Data provided:

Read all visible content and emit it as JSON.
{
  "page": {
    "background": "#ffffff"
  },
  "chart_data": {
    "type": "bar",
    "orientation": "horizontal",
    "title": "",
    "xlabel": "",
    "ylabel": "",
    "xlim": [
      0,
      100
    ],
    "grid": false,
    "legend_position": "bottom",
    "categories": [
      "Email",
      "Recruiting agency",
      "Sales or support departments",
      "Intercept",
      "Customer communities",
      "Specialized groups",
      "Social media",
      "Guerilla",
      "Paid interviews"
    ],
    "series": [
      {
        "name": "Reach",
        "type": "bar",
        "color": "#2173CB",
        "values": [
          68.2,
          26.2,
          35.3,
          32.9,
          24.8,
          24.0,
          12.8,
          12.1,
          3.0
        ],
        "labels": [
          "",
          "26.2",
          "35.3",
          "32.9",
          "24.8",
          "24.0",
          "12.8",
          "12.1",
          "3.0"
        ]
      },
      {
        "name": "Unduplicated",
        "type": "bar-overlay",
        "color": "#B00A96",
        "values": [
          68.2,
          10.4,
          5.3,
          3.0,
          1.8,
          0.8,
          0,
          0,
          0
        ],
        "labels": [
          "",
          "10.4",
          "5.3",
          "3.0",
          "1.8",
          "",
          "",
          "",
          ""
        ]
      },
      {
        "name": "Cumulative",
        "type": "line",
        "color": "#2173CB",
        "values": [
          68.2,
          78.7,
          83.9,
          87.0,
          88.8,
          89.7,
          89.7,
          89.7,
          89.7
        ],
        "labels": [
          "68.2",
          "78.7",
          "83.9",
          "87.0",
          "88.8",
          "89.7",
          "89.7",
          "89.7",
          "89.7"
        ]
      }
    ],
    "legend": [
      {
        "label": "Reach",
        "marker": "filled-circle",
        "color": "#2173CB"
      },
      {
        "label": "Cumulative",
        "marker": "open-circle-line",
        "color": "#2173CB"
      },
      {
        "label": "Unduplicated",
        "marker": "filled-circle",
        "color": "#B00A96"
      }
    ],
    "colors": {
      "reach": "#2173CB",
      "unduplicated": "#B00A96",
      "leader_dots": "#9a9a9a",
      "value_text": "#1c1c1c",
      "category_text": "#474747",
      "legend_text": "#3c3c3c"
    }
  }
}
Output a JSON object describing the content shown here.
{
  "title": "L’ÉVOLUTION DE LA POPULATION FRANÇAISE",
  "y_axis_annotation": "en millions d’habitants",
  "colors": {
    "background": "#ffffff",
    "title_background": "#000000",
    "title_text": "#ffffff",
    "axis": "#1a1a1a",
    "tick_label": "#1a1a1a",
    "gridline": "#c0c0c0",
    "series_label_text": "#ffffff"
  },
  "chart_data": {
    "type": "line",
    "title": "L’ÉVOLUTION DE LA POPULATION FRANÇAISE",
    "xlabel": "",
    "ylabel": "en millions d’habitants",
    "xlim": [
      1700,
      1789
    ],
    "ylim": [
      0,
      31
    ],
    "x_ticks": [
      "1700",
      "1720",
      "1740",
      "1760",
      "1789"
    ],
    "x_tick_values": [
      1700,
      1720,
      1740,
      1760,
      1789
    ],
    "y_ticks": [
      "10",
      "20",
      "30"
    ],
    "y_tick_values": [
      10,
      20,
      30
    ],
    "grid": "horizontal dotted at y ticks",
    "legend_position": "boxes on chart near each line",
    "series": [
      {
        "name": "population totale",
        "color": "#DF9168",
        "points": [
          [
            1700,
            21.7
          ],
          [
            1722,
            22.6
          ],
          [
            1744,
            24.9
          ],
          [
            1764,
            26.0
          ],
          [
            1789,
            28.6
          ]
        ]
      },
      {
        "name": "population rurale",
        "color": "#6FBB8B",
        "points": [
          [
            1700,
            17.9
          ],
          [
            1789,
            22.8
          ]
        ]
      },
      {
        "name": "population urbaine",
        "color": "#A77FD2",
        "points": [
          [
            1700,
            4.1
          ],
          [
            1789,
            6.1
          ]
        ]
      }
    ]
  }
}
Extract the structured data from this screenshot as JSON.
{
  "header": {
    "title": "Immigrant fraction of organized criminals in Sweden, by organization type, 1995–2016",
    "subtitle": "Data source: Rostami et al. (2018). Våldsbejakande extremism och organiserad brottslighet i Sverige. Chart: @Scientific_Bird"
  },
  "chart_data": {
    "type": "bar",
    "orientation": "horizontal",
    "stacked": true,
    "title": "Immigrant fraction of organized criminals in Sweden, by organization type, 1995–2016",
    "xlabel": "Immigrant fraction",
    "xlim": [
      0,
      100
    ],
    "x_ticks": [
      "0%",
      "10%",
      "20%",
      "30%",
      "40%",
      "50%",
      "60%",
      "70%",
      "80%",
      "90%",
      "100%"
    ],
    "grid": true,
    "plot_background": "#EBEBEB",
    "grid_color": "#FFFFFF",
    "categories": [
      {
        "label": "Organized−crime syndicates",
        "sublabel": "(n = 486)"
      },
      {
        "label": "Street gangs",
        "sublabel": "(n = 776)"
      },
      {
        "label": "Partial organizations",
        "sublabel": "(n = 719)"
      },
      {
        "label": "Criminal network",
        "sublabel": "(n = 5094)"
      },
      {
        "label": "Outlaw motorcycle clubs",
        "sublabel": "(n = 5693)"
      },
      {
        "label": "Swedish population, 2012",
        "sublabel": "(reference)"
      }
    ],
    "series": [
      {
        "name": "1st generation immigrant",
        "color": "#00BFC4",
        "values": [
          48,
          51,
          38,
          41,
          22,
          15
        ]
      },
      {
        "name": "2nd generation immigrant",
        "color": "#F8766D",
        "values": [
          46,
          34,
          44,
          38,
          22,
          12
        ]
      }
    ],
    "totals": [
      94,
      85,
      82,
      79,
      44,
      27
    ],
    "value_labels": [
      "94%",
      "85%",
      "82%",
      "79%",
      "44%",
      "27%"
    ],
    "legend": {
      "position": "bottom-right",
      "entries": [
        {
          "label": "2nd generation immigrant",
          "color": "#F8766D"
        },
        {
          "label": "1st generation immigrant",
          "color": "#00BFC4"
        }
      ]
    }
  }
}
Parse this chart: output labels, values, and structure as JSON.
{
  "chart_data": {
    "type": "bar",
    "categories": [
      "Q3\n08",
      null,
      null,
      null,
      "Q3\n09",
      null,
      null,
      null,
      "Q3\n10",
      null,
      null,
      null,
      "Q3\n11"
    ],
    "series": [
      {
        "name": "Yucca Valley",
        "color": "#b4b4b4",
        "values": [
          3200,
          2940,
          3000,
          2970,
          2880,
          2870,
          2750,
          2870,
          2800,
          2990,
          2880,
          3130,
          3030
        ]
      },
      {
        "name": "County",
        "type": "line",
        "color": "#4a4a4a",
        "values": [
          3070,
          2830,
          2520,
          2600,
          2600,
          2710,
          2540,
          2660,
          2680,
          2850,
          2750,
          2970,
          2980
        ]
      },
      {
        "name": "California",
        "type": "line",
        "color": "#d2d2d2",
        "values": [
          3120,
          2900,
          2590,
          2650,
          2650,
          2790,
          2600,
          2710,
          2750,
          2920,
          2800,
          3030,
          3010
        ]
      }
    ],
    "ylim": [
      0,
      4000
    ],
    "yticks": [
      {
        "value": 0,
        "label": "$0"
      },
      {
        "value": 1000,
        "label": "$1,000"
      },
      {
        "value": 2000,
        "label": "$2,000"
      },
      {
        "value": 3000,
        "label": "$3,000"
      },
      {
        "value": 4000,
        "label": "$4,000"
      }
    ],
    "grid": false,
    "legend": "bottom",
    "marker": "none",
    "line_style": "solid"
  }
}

Your task:
Transcribe each entry precisely, missing none.

Result for this exercise:
Read all visible content and emit it as JSON.
{
  "page": {
    "background": "#ffffff"
  },
  "chart_data": {
    "type": "bar",
    "orientation": "horizontal",
    "title": "",
    "xlabel": "",
    "ylabel": "",
    "xlim": [
      0,
      100
    ],
    "grid": false,
    "legend_position": "bottom",
    "categories": [
      "Email",
      "Recruiting agency",
      "Sales or support departments",
      "Intercept",
      "Customer communities",
      "Specialized groups",
      "Social media",
      "Guerilla",
      "Paid interviews"
    ],
    "series": [
      {
        "name": "Reach",
        "type": "bar",
        "color": "#2173CB",
        "values": [
          68.2,
          26.2,
          35.3,
          32.9,
          24.8,
          24.0,
          12.8,
          12.1,
          3.0
        ],
        "labels": [
          "",
          "26.2",
          "35.3",
          "32.9",
          "24.8",
          "24.0",
          "12.8",
          "12.1",
          "3.0"
        ]
      },
      {
        "name": "Unduplicated",
        "type": "bar-overlay",
        "color": "#B00A96",
        "values": [
          68.2,
          10.4,
          5.3,
          3.0,
          1.8,
          0.8,
          0,
          0,
          0
        ],
        "labels": [
          "",
          "10.4",
          "5.3",
          "3.0",
          "1.8",
          "",
          "",
          "",
          ""
        ]
      },
      {
        "name": "Cumulative",
        "type": "line",
        "color": "#2173CB",
        "values": [
          68.2,
          78.7,
          83.9,
          87.0,
          88.8,
          89.7,
          89.7,
          89.7,
          89.7
        ],
        "labels": [
          "68.2",
          "78.7",
          "83.9",
          "87.0",
          "88.8",
          "89.7",
          "89.7",
          "89.7",
          "89.7"
        ]
      }
    ],
    "legend": [
      {
        "label": "Reach",
        "marker": "filled-circle",
        "color": "#2173CB"
      },
      {
        "label": "Cumulative",
        "marker": "open-circle-line",
        "color": "#2173CB"
      },
      {
        "label": "Unduplicated",
        "marker": "filled-circle",
        "color": "#B00A96"
      }
    ],
    "colors": {
      "reach": "#2173CB",
      "unduplicated": "#B00A96",
      "leader_dots": "#9a9a9a",
      "value_text": "#1c1c1c",
      "category_text": "#474747",
      "legend_text": "#3c3c3c"
    }
  }
}
Output a JSON object describing the content shown here.
{
  "title": "L’ÉVOLUTION DE LA POPULATION FRANÇAISE",
  "y_axis_annotation": "en millions d’habitants",
  "colors": {
    "background": "#ffffff",
    "title_background": "#000000",
    "title_text": "#ffffff",
    "axis": "#1a1a1a",
    "tick_label": "#1a1a1a",
    "gridline": "#c0c0c0",
    "series_label_text": "#ffffff"
  },
  "chart_data": {
    "type": "line",
    "title": "L’ÉVOLUTION DE LA POPULATION FRANÇAISE",
    "xlabel": "",
    "ylabel": "en millions d’habitants",
    "xlim": [
      1700,
      1789
    ],
    "ylim": [
      0,
      31
    ],
    "x_ticks": [
      "1700",
      "1720",
      "1740",
      "1760",
      "1789"
    ],
    "x_tick_values": [
      1700,
      1720,
      1740,
      1760,
      1789
    ],
    "y_ticks": [
      "10",
      "20",
      "30"
    ],
    "y_tick_values": [
      10,
      20,
      30
    ],
    "grid": "horizontal dotted at y ticks",
    "legend_position": "boxes on chart near each line",
    "series": [
      {
        "name": "population totale",
        "color": "#DF9168",
        "points": [
          [
            1700,
            21.7
          ],
          [
            1722,
            22.6
          ],
          [
            1744,
            24.9
          ],
          [
            1764,
            26.0
          ],
          [
            1789,
            28.6
          ]
        ]
      },
      {
        "name": "population rurale",
        "color": "#6FBB8B",
        "points": [
          [
            1700,
            17.9
          ],
          [
            1789,
            22.8
          ]
        ]
      },
      {
        "name": "population urbaine",
        "color": "#A77FD2",
        "points": [
          [
            1700,
            4.1
          ],
          [
            1789,
            6.1
          ]
        ]
      }
    ]
  }
}
Extract the structured data from this screenshot as JSON.
{
  "header": {
    "title": "Immigrant fraction of organized criminals in Sweden, by organization type, 1995–2016",
    "subtitle": "Data source: Rostami et al. (2018). Våldsbejakande extremism och organiserad brottslighet i Sverige. Chart: @Scientific_Bird"
  },
  "chart_data": {
    "type": "bar",
    "orientation": "horizontal",
    "stacked": true,
    "title": "Immigrant fraction of organized criminals in Sweden, by organization type, 1995–2016",
    "xlabel": "Immigrant fraction",
    "xlim": [
      0,
      100
    ],
    "x_ticks": [
      "0%",
      "10%",
      "20%",
      "30%",
      "40%",
      "50%",
      "60%",
      "70%",
      "80%",
      "90%",
      "100%"
    ],
    "grid": true,
    "plot_background": "#EBEBEB",
    "grid_color": "#FFFFFF",
    "categories": [
      {
        "label": "Organized−crime syndicates",
        "sublabel": "(n = 486)"
      },
      {
        "label": "Street gangs",
        "sublabel": "(n = 776)"
      },
      {
        "label": "Partial organizations",
        "sublabel": "(n = 719)"
      },
      {
        "label": "Criminal network",
        "sublabel": "(n = 5094)"
      },
      {
        "label": "Outlaw motorcycle clubs",
        "sublabel": "(n = 5693)"
      },
      {
        "label": "Swedish population, 2012",
        "sublabel": "(reference)"
      }
    ],
    "series": [
      {
        "name": "1st generation immigrant",
        "color": "#00BFC4",
        "values": [
          48,
          51,
          38,
          41,
          22,
          15
        ]
      },
      {
        "name": "2nd generation immigrant",
        "color": "#F8766D",
        "values": [
          46,
          34,
          44,
          38,
          22,
          12
        ]
      }
    ],
    "totals": [
      94,
      85,
      82,
      79,
      44,
      27
    ],
    "value_labels": [
      "94%",
      "85%",
      "82%",
      "79%",
      "44%",
      "27%"
    ],
    "legend": {
      "position": "bottom-right",
      "entries": [
        {
          "label": "2nd generation immigrant",
          "color": "#F8766D"
        },
        {
          "label": "1st generation immigrant",
          "color": "#00BFC4"
        }
      ]
    }
  }
}
Parse this chart: output labels, values, and structure as JSON.
{
  "chart_data": {
    "type": "bar",
    "categories": [
      "Q3\n08",
      null,
      null,
      null,
      "Q3\n09",
      null,
      null,
      null,
      "Q3\n10",
      null,
      null,
      null,
      "Q3\n11"
    ],
    "series": [
      {
        "name": "Yucca Valley",
        "color": "#b4b4b4",
        "values": [
          3200,
          2940,
          3000,
          2970,
          2880,
          2870,
          2750,
          2870,
          2800,
          2990,
          2880,
          3130,
          3030
        ]
      },
      {
        "name": "County",
        "type": "line",
        "color": "#4a4a4a",
        "values": [
          3070,
          2830,
          2520,
          2600,
          2600,
          2710,
          2540,
          2660,
          2680,
          2850,
          2750,
          2970,
          2980
        ]
      },
      {
        "name": "California",
        "type": "line",
        "color": "#d2d2d2",
        "values": [
          3120,
          2900,
          2590,
          2650,
          2650,
          2790,
          2600,
          2710,
          2750,
          2920,
          2800,
          3030,
          3010
        ]
      }
    ],
    "ylim": [
      0,
      4000
    ],
    "yticks": [
      {
        "value": 0,
        "label": "$0"
      },
      {
        "value": 1000,
        "label": "$1,000"
      },
      {
        "value": 2000,
        "label": "$2,000"
      },
      {
        "value": 3000,
        "label": "$3,000"
      },
      {
        "value": 4000,
        "label": "$4,000"
      }
    ],
    "grid": false,
    "legend": "bottom",
    "marker": "none",
    "line_style": "solid"
  }
}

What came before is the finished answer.